[Data entries]

◇ ◇ ◇ ◇ ◇ ◇ ◇

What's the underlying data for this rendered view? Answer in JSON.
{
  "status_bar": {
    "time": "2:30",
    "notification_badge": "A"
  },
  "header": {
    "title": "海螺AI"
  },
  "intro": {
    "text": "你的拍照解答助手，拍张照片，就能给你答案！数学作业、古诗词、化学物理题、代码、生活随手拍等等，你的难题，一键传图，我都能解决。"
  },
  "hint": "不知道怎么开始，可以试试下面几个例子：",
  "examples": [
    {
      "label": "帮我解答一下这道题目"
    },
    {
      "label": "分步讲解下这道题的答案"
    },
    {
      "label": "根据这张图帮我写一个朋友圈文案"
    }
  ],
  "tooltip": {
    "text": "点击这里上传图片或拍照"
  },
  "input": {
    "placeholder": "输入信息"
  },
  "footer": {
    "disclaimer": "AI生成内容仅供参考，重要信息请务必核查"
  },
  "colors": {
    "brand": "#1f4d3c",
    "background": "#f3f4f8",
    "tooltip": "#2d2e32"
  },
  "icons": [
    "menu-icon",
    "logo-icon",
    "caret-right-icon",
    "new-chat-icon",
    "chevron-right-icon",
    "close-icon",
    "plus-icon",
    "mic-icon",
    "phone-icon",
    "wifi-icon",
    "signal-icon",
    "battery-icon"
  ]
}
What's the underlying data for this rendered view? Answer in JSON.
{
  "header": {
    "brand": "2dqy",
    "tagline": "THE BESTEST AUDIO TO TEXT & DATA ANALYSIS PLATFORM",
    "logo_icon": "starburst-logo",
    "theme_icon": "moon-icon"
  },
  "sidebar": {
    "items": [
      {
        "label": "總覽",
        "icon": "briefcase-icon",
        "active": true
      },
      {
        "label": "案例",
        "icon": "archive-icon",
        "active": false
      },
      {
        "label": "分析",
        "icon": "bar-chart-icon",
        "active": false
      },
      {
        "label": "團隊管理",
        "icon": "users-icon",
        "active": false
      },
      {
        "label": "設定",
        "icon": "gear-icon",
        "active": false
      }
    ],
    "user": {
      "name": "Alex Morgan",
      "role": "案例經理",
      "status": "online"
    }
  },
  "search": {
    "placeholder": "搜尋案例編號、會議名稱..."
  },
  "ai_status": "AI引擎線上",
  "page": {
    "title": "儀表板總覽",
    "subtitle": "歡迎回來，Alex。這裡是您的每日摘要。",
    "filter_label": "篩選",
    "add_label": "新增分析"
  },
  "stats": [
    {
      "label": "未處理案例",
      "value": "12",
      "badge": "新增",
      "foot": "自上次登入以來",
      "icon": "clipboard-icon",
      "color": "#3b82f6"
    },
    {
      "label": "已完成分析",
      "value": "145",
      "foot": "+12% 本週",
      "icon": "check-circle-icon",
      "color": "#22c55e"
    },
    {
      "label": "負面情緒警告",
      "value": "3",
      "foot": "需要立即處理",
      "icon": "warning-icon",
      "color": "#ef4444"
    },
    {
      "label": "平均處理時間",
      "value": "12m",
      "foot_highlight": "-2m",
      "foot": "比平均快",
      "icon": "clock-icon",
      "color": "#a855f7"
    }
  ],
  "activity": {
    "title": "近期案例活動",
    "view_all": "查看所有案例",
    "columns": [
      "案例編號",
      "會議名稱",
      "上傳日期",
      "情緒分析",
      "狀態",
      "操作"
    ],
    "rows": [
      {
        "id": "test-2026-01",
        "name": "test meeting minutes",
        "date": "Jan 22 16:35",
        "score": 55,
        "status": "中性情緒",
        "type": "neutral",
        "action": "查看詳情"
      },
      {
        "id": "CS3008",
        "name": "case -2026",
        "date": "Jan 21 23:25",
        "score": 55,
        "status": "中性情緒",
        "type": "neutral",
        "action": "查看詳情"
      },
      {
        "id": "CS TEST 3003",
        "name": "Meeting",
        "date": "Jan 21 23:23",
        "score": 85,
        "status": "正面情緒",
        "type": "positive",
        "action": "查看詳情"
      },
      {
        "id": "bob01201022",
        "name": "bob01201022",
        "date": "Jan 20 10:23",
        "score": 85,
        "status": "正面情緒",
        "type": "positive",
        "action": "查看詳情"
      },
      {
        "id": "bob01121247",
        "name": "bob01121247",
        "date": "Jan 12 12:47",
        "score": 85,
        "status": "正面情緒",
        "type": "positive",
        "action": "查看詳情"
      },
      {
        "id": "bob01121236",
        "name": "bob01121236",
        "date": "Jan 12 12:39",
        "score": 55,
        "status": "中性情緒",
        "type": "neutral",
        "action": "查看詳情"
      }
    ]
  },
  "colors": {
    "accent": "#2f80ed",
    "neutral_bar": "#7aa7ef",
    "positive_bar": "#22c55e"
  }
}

◇ ◇ ◇ ◇ ◇ ◇ ◇

● **Exercise**
Repeat every entry exactly as written above.

● **Task solution**
What's the underlying data for this rendered view? Answer in JSON.
{
  "status_bar": {
    "time": "2:30",
    "notification_badge": "A"
  },
  "header": {
    "title": "海螺AI"
  },
  "intro": {
    "text": "你的拍照解答助手，拍张照片，就能给你答案！数学作业、古诗词、化学物理题、代码、生活随手拍等等，你的难题，一键传图，我都能解决。"
  },
  "hint": "不知道怎么开始，可以试试下面几个例子：",
  "examples": [
    {
      "label": "帮我解答一下这道题目"
    },
    {
      "label": "分步讲解下这道题的答案"
    },
    {
      "label": "根据这张图帮我写一个朋友圈文案"
    }
  ],
  "tooltip": {
    "text": "点击这里上传图片或拍照"
  },
  "input": {
    "placeholder": "输入信息"
  },
  "footer": {
    "disclaimer": "AI生成内容仅供参考，重要信息请务必核查"
  },
  "colors": {
    "brand": "#1f4d3c",
    "background": "#f3f4f8",
    "tooltip": "#2d2e32"
  },
  "icons": [
    "menu-icon",
    "logo-icon",
    "caret-right-icon",
    "new-chat-icon",
    "chevron-right-icon",
    "close-icon",
    "plus-icon",
    "mic-icon",
    "phone-icon",
    "wifi-icon",
    "signal-icon",
    "battery-icon"
  ]
}
What's the underlying data for this rendered view? Answer in JSON.
{
  "header": {
    "brand": "2dqy",
    "tagline": "THE BESTEST AUDIO TO TEXT & DATA ANALYSIS PLATFORM",
    "logo_icon": "starburst-logo",
    "theme_icon": "moon-icon"
  },
  "sidebar": {
    "items": [
      {
        "label": "總覽",
        "icon": "briefcase-icon",
        "active": true
      },
      {
        "label": "案例",
        "icon": "archive-icon",
        "active": false
      },
      {
        "label": "分析",
        "icon": "bar-chart-icon",
        "active": false
      },
      {
        "label": "團隊管理",
        "icon": "users-icon",
        "active": false
      },
      {
        "label": "設定",
        "icon": "gear-icon",
        "active": false
      }
    ],
    "user": {
      "name": "Alex Morgan",
      "role": "案例經理",
      "status": "online"
    }
  },
  "search": {
    "placeholder": "搜尋案例編號、會議名稱..."
  },
  "ai_status": "AI引擎線上",
  "page": {
    "title": "儀表板總覽",
    "subtitle": "歡迎回來，Alex。這裡是您的每日摘要。",
    "filter_label": "篩選",
    "add_label": "新增分析"
  },
  "stats": [
    {
      "label": "未處理案例",
      "value": "12",
      "badge": "新增",
      "foot": "自上次登入以來",
      "icon": "clipboard-icon",
      "color": "#3b82f6"
    },
    {
      "label": "已完成分析",
      "value": "145",
      "foot": "+12% 本週",
      "icon": "check-circle-icon",
      "color": "#22c55e"
    },
    {
      "label": "負面情緒警告",
      "value": "3",
      "foot": "需要立即處理",
      "icon": "warning-icon",
      "color": "#ef4444"
    },
    {
      "label": "平均處理時間",
      "value": "12m",
      "foot_highlight": "-2m",
      "foot": "比平均快",
      "icon": "clock-icon",
      "color": "#a855f7"
    }
  ],
  "activity": {
    "title": "近期案例活動",
    "view_all": "查看所有案例",
    "columns": [
      "案例編號",
      "會議名稱",
      "上傳日期",
      "情緒分析",
      "狀態",
      "操作"
    ],
    "rows": [
      {
        "id": "test-2026-01",
        "name": "test meeting minutes",
        "date": "Jan 22 16:35",
        "score": 55,
        "status": "中性情緒",
        "type": "neutral",
        "action": "查看詳情"
      },
      {
        "id": "CS3008",
        "name": "case -2026",
        "date": "Jan 21 23:25",
        "score": 55,
        "status": "中性情緒",
        "type": "neutral",
        "action": "查看詳情"
      },
      {
        "id": "CS TEST 3003",
        "name": "Meeting",
        "date": "Jan 21 23:23",
        "score": 85,
        "status": "正面情緒",
        "type": "positive",
        "action": "查看詳情"
      },
      {
        "id": "bob01201022",
        "name": "bob01201022",
        "date": "Jan 20 10:23",
        "score": 85,
        "status": "正面情緒",
        "type": "positive",
        "action": "查看詳情"
      },
      {
        "id": "bob01121247",
        "name": "bob01121247",
        "date": "Jan 12 12:47",
        "score": 85,
        "status": "正面情緒",
        "type": "positive",
        "action": "查看詳情"
      },
      {
        "id": "bob01121236",
        "name": "bob01121236",
        "date": "Jan 12 12:39",
        "score": 55,
        "status": "中性情緒",
        "type": "neutral",
        "action": "查看詳情"
      }
    ]
  },
  "colors": {
    "accent": "#2f80ed",
    "neutral_bar": "#7aa7ef",
    "positive_bar": "#22c55e"
  }
}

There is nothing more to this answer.